Extract every line below that contains the word "intake".

** Begin Input **

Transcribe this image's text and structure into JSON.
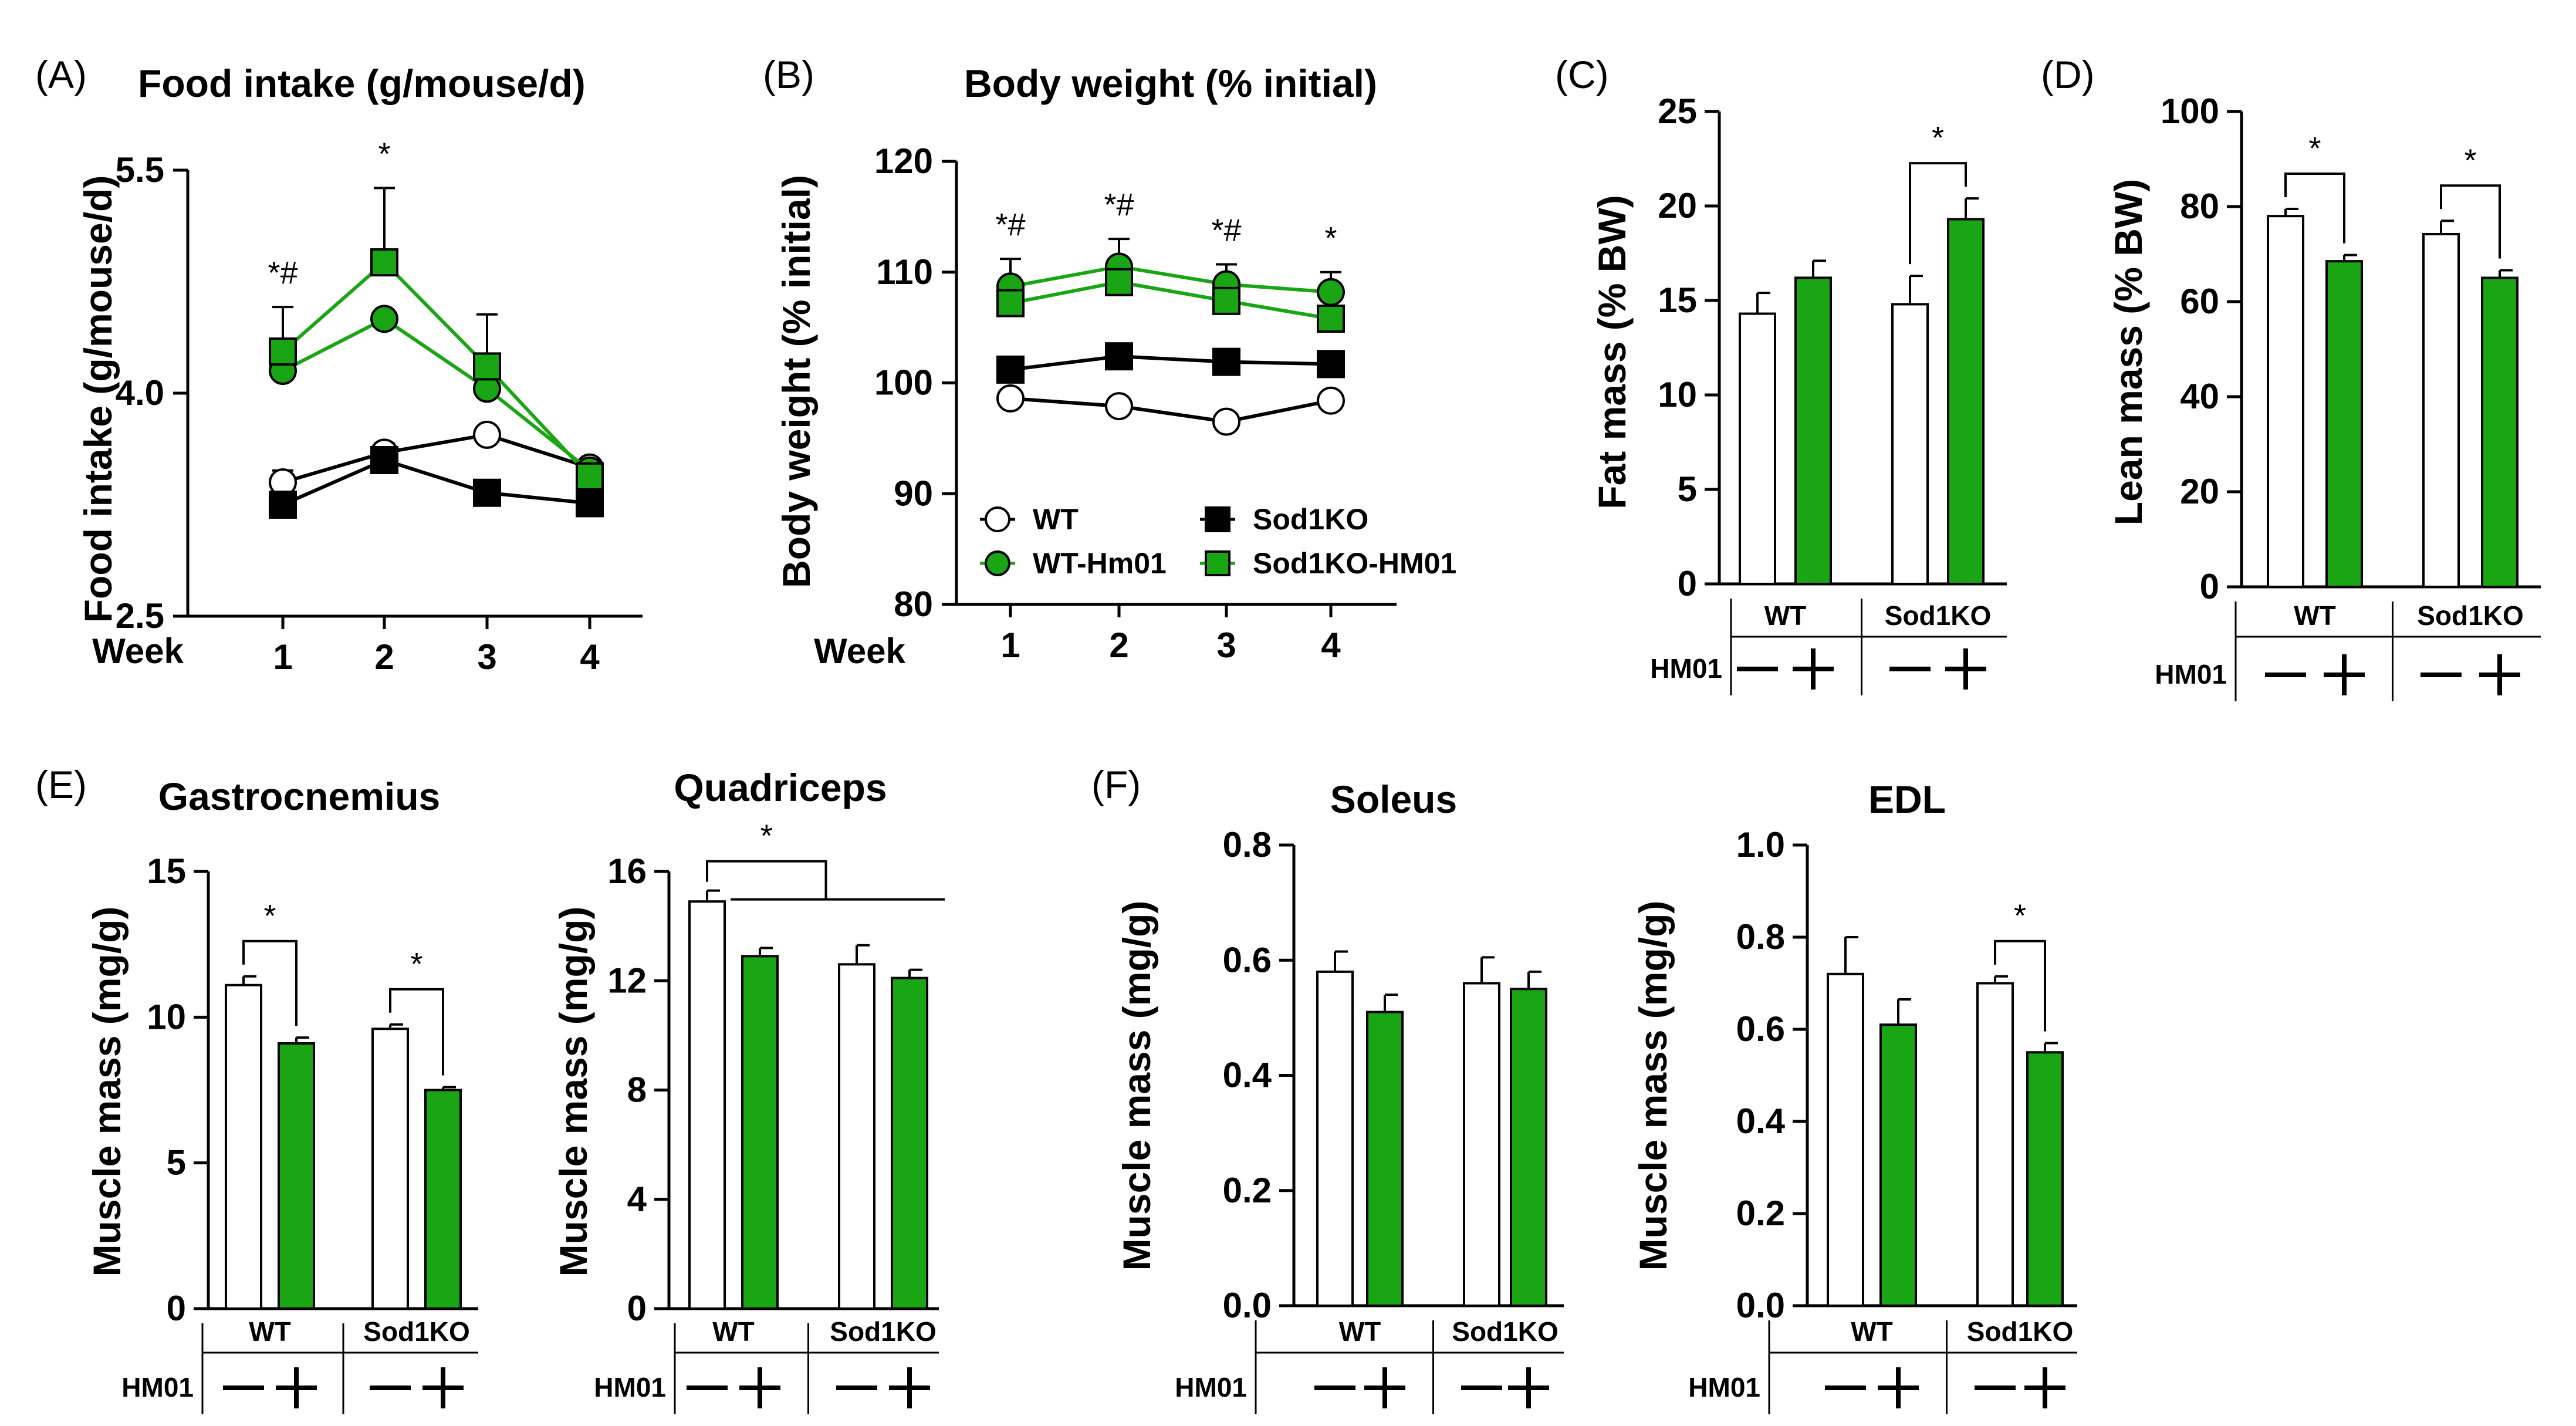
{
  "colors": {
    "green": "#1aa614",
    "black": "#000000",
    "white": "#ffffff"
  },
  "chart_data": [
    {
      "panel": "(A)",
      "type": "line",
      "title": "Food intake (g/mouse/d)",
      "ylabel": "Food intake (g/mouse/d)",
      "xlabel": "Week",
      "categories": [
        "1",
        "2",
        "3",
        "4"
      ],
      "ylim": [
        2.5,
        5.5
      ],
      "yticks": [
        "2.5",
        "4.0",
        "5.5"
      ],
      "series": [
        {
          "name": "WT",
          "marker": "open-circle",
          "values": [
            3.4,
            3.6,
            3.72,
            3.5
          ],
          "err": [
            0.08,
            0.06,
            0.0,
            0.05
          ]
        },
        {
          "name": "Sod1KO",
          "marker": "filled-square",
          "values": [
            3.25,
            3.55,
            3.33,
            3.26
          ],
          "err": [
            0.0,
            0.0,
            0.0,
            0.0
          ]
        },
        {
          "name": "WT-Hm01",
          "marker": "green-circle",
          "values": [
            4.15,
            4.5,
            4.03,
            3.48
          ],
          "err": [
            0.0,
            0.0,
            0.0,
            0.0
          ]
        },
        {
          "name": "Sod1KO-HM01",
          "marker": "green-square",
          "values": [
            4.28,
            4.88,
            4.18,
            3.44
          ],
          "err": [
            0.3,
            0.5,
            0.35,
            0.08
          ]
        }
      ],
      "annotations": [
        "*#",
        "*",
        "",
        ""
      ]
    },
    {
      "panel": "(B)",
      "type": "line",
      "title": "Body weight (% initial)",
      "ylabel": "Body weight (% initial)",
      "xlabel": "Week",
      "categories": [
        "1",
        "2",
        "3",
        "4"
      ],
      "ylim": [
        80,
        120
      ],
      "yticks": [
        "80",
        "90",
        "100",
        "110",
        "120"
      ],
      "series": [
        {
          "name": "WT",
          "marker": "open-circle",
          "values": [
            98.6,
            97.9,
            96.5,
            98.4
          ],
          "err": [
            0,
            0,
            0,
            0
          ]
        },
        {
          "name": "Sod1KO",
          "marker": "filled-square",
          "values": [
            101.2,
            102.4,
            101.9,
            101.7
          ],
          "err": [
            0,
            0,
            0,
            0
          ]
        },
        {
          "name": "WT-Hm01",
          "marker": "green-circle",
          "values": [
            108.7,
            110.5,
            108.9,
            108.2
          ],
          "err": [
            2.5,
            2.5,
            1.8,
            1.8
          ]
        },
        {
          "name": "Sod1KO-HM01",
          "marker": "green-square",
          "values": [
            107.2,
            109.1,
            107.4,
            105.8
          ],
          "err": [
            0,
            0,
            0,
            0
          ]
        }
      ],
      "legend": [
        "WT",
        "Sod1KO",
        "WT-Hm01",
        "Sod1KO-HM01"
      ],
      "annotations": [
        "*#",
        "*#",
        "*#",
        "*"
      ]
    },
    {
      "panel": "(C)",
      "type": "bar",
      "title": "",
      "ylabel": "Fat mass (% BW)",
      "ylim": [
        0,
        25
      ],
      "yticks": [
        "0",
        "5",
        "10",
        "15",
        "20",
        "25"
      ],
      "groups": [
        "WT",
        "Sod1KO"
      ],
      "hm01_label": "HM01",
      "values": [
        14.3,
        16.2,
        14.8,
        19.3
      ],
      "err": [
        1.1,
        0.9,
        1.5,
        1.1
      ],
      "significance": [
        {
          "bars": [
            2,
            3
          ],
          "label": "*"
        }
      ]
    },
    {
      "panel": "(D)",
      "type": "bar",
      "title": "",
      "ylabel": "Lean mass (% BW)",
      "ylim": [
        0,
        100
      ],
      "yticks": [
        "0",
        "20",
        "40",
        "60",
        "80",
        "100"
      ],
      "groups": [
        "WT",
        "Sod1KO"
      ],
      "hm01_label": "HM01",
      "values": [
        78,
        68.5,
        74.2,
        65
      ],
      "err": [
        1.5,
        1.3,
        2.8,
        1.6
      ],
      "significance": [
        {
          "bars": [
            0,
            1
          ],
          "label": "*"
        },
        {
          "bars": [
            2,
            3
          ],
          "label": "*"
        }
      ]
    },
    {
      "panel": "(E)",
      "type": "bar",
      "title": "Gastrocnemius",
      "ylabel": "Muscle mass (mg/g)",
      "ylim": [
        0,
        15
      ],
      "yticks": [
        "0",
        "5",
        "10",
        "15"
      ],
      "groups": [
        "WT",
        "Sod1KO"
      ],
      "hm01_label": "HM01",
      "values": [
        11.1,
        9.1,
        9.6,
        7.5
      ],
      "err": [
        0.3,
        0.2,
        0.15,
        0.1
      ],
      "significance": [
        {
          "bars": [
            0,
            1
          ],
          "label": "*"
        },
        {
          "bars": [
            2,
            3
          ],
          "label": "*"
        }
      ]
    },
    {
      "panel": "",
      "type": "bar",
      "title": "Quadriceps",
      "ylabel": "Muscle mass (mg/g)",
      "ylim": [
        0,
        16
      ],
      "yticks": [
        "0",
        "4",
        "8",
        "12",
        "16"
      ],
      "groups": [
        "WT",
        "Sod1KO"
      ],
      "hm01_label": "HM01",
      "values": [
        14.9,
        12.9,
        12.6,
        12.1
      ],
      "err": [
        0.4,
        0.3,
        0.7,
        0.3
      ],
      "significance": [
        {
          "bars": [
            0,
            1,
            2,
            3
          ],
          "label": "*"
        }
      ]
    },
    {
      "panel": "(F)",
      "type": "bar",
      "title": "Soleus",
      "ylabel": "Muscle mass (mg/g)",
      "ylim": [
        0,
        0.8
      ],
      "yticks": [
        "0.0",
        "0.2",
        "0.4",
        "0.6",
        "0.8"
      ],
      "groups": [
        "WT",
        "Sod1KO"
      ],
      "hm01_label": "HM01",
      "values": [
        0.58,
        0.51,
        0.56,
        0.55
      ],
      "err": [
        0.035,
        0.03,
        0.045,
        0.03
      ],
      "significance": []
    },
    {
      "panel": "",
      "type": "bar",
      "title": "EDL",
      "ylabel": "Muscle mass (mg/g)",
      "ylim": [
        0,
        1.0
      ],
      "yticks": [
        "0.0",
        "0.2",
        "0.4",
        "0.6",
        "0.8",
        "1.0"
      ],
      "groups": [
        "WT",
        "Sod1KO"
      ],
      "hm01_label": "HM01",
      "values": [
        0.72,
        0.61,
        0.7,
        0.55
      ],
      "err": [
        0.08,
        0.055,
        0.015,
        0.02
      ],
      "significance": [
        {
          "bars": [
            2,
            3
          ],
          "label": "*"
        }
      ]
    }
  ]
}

** End Input **
** Begin Input **

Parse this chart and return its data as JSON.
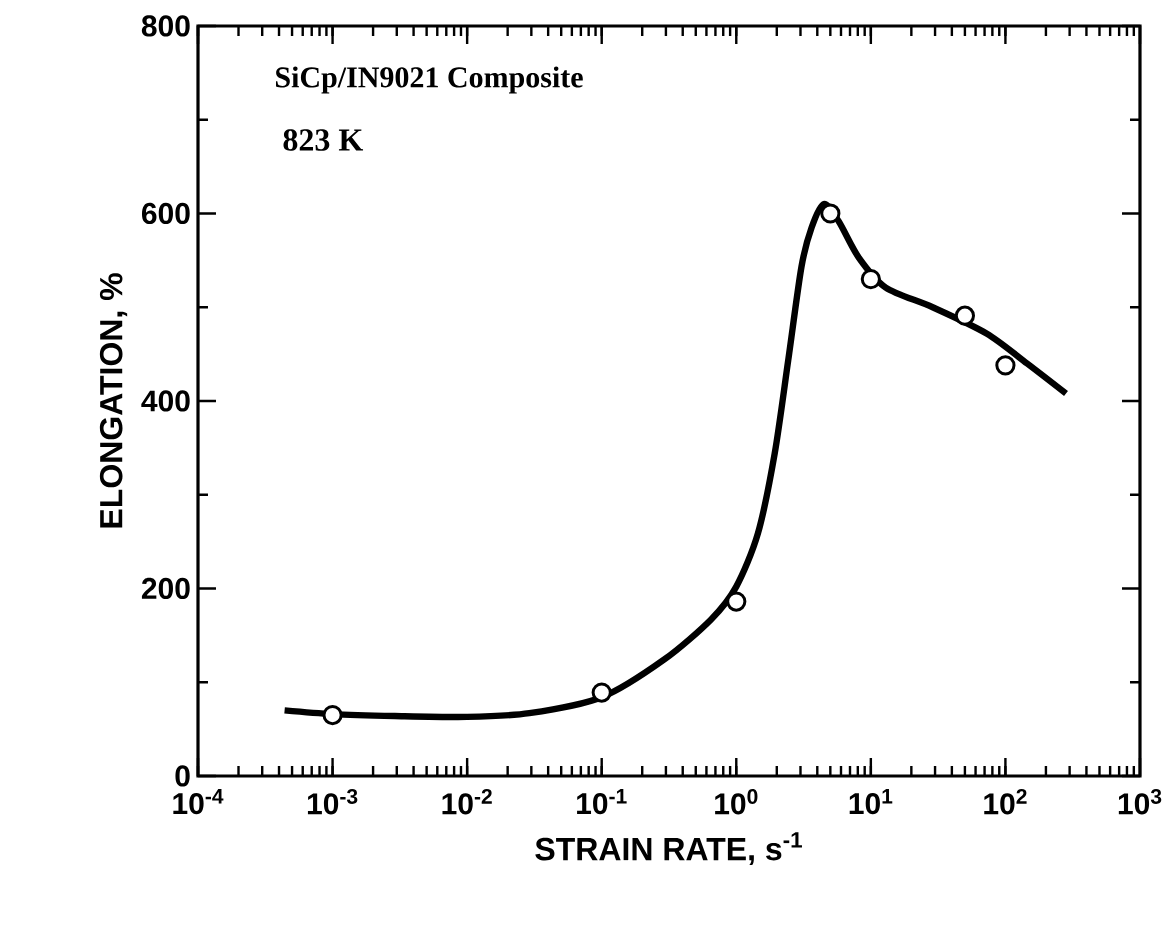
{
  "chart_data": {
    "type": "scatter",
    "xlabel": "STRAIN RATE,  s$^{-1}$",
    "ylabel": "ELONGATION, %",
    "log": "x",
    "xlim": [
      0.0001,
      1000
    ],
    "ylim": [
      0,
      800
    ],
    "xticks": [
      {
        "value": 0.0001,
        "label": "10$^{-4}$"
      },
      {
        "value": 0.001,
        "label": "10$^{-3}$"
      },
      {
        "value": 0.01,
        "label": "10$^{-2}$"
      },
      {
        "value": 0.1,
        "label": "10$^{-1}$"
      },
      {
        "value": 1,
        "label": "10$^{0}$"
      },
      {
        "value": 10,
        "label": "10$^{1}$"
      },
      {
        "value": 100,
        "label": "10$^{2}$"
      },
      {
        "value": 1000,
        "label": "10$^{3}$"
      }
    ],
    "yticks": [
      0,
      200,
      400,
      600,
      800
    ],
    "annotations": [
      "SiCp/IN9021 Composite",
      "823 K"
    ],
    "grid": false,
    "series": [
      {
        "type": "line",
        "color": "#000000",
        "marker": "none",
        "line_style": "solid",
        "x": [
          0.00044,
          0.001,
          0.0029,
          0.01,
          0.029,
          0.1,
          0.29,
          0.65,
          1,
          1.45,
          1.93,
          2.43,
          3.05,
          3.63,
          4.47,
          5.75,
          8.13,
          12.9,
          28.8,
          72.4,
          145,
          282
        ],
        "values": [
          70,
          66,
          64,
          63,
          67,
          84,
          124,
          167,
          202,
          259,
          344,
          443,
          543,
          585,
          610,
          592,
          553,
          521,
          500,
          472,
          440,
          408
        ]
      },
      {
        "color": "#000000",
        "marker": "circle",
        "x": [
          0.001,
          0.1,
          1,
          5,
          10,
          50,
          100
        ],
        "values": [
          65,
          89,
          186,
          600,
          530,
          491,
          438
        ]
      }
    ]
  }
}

** End Input **
** Begin Input **

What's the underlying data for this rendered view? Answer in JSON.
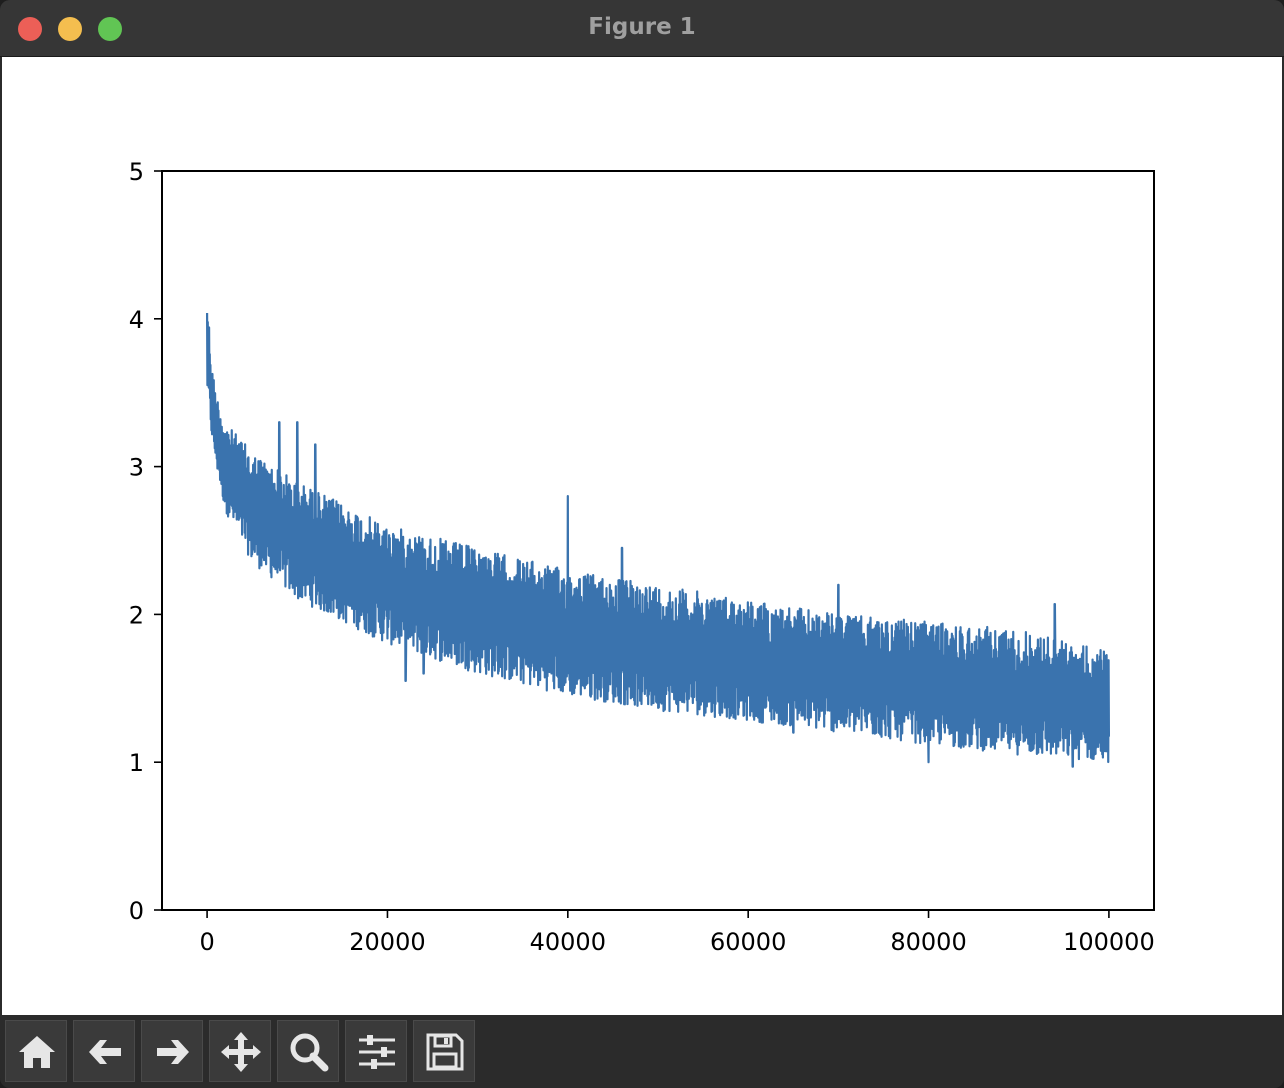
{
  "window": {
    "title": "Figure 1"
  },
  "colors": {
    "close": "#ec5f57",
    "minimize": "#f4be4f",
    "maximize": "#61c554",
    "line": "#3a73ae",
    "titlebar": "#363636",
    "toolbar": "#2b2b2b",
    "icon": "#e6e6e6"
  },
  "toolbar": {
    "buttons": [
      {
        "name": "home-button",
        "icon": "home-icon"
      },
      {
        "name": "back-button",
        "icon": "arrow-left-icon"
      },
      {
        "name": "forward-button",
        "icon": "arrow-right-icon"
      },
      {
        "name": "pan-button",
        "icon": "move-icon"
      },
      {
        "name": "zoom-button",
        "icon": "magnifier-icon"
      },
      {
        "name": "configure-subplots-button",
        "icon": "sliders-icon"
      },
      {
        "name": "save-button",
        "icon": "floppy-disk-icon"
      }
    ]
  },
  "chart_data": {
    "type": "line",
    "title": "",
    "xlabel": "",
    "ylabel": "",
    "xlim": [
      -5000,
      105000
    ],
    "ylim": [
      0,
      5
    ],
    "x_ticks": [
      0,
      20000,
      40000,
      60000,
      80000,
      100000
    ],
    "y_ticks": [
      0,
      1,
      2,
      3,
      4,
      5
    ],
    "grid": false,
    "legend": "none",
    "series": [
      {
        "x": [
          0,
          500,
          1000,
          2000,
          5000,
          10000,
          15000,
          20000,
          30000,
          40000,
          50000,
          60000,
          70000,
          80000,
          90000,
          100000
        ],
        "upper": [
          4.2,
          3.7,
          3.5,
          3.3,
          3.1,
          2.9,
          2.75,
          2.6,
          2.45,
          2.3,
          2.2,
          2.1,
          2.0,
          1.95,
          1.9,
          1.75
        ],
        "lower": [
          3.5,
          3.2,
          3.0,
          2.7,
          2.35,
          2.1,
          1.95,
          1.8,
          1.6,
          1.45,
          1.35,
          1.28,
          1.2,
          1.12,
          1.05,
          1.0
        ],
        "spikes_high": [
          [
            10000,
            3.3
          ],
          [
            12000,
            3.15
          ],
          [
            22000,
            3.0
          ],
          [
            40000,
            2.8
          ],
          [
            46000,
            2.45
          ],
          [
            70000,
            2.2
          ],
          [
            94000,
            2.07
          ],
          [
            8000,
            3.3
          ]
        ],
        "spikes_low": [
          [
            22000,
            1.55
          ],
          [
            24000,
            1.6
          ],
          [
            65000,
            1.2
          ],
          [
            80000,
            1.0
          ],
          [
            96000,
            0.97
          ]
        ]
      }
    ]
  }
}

** End Input **

# [Result of the exercise]
      "title": "Food intake (g/mouse/d)",
      "ylabel": "Food intake (g/mouse/d)",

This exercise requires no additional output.